THE TASK:
Where a line below holds the string "screenshot", copy that line.

---------- DATA

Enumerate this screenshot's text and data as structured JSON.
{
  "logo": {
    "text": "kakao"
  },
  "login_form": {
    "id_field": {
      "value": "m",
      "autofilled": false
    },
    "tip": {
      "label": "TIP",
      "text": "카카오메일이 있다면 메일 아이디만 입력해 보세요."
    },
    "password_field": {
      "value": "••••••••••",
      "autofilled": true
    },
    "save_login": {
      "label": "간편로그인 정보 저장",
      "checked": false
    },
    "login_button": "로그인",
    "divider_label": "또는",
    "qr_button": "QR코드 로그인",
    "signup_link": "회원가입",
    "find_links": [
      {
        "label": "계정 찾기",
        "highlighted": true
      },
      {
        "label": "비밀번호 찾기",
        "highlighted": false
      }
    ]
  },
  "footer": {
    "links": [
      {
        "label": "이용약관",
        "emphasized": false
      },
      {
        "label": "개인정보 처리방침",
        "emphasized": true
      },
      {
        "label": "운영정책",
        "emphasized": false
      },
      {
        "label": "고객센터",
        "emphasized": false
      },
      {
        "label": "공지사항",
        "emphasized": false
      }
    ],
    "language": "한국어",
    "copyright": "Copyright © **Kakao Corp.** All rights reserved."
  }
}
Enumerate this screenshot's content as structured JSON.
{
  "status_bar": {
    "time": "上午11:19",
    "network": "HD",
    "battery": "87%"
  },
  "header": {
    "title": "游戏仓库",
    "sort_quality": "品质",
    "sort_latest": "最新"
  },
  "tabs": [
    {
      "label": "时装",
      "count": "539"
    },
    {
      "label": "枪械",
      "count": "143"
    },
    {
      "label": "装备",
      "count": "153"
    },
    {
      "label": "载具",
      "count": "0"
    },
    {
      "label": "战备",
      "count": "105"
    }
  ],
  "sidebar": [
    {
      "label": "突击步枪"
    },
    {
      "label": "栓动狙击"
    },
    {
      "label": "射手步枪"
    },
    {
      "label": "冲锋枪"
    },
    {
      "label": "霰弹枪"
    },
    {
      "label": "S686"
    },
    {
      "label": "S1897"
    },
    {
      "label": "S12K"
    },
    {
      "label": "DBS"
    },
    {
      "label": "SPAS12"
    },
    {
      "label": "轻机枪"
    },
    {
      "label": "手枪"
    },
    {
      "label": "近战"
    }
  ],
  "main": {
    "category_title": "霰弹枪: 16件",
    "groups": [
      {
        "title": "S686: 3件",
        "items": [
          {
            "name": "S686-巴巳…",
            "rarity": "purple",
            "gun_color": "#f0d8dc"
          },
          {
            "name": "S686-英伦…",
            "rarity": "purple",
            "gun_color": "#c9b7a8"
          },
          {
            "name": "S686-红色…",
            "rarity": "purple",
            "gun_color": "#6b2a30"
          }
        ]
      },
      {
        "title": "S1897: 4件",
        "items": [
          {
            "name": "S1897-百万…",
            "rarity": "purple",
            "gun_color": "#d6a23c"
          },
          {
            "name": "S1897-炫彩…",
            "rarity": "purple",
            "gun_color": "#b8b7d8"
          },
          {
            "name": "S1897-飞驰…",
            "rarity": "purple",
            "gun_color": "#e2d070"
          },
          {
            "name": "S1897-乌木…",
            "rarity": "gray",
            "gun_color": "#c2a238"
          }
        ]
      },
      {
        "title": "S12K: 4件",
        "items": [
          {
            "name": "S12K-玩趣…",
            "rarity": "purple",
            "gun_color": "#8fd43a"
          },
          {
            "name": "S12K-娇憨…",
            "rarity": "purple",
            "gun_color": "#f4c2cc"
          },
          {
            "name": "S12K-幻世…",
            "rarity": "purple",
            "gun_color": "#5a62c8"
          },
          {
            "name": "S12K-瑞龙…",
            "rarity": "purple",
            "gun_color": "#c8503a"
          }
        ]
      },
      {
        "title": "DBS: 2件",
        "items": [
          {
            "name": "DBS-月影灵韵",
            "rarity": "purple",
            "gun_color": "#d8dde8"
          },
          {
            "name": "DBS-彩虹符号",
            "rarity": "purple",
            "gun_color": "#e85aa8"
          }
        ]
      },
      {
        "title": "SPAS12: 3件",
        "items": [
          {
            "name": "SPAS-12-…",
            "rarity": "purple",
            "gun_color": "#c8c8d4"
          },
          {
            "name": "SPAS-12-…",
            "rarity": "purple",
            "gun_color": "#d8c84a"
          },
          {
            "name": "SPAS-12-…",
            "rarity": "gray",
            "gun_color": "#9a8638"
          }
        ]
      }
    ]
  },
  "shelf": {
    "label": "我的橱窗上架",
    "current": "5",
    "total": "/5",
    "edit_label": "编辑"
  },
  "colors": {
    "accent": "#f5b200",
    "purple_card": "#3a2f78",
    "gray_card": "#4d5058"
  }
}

--------------------

WRITTEN RESPONSE:
Enumerate this screenshot's text and data as structured JSON.
Enumerate this screenshot's content as structured JSON.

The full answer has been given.